**Selected passage**:
In the next section, we will show how to construct a probability model in this situation. At present, we will assume that such a model can be constructed. We will also assume that in this model, if E is an arc of the circle, and E is of length p, then the model will assign the probability p to E. This means that if the pointer is spun, the probability that it ends up pointing to a point in E equals p, which is certainly a reasonable thing to expect.
To simulate this experiment on a computer is an easy matter. Many computer software packages have a function which returns a random real number in the interval [0, 1]. Actually, the returned value is always a rational number, and the values are determined by an algorithm, so a sequence of such values is not truly random. Nevertheless, the sequences produced by such algorithms behave much like theoretically random sequences, so we can use such sequences in the simulation of experiments. On occasion, we will need to refer to such a function. We will call this function rnd.
Monte Carlo Procedure and Areas
It is sometimes desirable to estimate quantities whose exact values are difficult or impossible to calculate exactly. In some of these cases, a procedure involving chance, called a Monte Carlo procedure, can be used to provide such an estimate.
In this example we show how simulation can be used to estimate areas of plane figures. Suppose that we program our computer to provide a pair (x, y) or numbers, each chosen independently at random from the interval [0, 1]. Then we can interpret this pair (x, y) as the coordinates of a point chosen at random from the unit square. Events are subsets of the unit square. Our experience with Example 2.1 suggests that the point is equally likely to fall in subsets of equal area. Since the total area of the square is 1, the probability of the point falling in a specific subset E of the unit square should be equal to its area. Thus, we can estimate the area of any subset of the unit square by estimating the probability that a point chosen at random from this square falls in the subset.
We can use this method to estimate the area of the region E under the curve y = x 2 in the unit square (see Figure \(\PageIndex{2}\)). We choose a large number of points (x, y) at random and record what fraction of them fall in the region E = { (x, y) : y ≤ x 2 }.
The program MonteCarlo will carry out this experiment for us. Running this program for 10,000 experiments gives an estimate of .325 (see Figure \(\PageIndex{3}\)).
From these experiments we would estimate the area to be about 1/3. Of course, for this simple region we can find the exact area by calculus. In fact,
\[\text{Area of E} =\int_0^1x^2dx = \frac{1}{3}\]
We have remarked in Chapter 1 that, when we simulate an experiment of this type n times to estimate a probability, we can expect the answer to be in error by at most 1/ √ n at least 95 percent of the time. For 10,000 experiments we can expect an accuracy of 0.01, and our simulation did achieve this accuracy.
This same argument works for any region E of the unit square. For example, suppose E is the circle with center (1/2, 1/2) and radius 1/2. Then the probability that our random point (x, y) lies inside the circle is equal to the area of the circle, that is,
\[P(E) = \pi \Big(\frac{1}{2}\Big)^2 = \frac{\pi}{4}\]
If we did not know the value of π, we could estimate the value by performing this experiment a large number of times!
The above example is not the only way of estimating the value of π by a chance experiment. Here is another way, discovered by Buffon.

**Supplied data**:
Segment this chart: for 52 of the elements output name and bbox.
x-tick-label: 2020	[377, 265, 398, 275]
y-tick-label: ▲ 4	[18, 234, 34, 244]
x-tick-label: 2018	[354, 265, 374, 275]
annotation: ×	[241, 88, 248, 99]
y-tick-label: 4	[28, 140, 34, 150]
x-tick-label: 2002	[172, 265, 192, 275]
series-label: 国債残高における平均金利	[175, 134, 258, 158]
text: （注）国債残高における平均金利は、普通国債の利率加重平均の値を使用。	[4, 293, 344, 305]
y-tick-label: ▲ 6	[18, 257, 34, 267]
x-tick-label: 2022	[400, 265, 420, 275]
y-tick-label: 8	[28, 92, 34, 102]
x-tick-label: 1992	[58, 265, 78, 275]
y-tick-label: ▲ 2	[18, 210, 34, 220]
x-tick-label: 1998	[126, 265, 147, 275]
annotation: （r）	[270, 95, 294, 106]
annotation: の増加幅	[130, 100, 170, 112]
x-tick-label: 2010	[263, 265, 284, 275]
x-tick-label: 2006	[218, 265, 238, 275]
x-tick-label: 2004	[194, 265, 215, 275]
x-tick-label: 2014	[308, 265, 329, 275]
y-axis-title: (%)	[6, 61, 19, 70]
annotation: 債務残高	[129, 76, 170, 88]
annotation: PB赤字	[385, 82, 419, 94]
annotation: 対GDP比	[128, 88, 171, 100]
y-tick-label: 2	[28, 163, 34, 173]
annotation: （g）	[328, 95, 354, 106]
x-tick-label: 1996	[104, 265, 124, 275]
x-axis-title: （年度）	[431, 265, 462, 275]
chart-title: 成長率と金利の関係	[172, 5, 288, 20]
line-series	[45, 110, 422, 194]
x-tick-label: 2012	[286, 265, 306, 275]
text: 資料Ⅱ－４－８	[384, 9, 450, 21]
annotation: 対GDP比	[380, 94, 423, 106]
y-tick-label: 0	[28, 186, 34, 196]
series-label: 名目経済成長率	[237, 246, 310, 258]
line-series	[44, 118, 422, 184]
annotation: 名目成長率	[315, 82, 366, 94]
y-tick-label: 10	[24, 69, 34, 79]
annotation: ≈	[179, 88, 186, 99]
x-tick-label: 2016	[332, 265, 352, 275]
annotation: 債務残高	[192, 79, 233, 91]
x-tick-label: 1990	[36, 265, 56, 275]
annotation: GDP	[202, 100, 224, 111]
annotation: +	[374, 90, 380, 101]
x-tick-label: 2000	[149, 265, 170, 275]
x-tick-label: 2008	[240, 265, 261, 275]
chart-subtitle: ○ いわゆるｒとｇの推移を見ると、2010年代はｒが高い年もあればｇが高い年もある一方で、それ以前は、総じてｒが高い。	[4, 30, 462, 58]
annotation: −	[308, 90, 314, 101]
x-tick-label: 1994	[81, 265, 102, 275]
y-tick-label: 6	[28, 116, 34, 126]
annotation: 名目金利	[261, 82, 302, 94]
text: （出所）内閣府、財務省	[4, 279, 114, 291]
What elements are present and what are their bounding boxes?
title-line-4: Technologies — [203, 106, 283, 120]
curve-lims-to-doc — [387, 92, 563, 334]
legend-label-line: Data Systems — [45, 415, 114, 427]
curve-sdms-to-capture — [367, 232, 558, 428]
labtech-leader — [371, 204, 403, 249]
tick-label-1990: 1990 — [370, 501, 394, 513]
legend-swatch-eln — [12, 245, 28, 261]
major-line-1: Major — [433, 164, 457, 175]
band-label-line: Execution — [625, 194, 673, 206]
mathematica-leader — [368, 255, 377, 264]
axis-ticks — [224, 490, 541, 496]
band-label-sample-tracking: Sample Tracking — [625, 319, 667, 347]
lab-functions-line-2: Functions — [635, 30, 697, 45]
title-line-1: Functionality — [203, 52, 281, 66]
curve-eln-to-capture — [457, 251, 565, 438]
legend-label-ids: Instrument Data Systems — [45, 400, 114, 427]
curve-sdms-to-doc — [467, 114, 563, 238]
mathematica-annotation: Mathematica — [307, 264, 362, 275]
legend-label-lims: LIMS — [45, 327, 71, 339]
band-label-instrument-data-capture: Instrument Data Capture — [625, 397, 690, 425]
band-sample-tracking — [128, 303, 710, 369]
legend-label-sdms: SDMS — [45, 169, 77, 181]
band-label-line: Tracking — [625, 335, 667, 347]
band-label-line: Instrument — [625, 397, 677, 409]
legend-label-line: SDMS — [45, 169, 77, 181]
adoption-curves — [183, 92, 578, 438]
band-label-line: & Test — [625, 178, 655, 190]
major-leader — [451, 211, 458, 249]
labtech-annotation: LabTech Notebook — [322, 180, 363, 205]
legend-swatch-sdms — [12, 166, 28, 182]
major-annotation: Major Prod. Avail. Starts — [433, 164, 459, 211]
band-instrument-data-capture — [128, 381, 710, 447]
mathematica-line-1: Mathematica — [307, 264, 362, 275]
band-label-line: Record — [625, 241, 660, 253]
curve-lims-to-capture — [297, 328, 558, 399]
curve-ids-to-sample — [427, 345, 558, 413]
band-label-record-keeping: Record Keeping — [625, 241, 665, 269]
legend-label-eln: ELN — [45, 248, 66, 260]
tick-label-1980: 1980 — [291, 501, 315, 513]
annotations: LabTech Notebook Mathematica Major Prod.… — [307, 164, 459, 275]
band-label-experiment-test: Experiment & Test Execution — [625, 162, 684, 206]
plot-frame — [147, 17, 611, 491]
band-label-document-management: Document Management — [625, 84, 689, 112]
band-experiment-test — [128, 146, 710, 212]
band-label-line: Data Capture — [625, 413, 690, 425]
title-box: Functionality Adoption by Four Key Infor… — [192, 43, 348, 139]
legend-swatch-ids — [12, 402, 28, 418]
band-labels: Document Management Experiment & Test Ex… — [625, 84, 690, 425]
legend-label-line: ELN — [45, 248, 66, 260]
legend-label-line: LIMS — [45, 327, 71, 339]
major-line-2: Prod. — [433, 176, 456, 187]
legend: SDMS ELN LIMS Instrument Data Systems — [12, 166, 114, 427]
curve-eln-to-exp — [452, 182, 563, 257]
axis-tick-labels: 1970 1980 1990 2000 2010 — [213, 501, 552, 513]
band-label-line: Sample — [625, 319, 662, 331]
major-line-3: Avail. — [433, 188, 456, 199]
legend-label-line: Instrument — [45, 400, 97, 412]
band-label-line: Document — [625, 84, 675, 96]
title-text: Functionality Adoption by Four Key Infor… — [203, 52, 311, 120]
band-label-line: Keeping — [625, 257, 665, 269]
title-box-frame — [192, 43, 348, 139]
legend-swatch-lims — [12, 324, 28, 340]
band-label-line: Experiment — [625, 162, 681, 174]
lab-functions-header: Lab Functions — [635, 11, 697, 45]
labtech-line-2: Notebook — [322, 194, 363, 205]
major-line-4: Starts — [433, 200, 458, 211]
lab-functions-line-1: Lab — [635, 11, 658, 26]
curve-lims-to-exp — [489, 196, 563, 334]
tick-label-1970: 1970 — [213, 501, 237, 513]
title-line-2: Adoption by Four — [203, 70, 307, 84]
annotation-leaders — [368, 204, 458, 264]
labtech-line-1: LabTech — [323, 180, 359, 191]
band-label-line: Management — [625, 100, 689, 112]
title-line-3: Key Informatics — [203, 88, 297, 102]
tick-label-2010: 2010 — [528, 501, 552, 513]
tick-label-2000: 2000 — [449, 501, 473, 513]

**Exercise description**: Substitute "stochastic sampling" for every "Monte Carlo" in the simulation text, and output it from "Monte Carlo Procedure and" up to and including "such an estimate.".

**Exercise answer**:
stochastic sampling Procedure and Areas
It is sometimes desirable to estimate quantities whose exact values are difficult or impossible to calculate exactly. In some of these cases, a procedure involving chance, called a stochastic sampling procedure, can be used to provide such an estimate.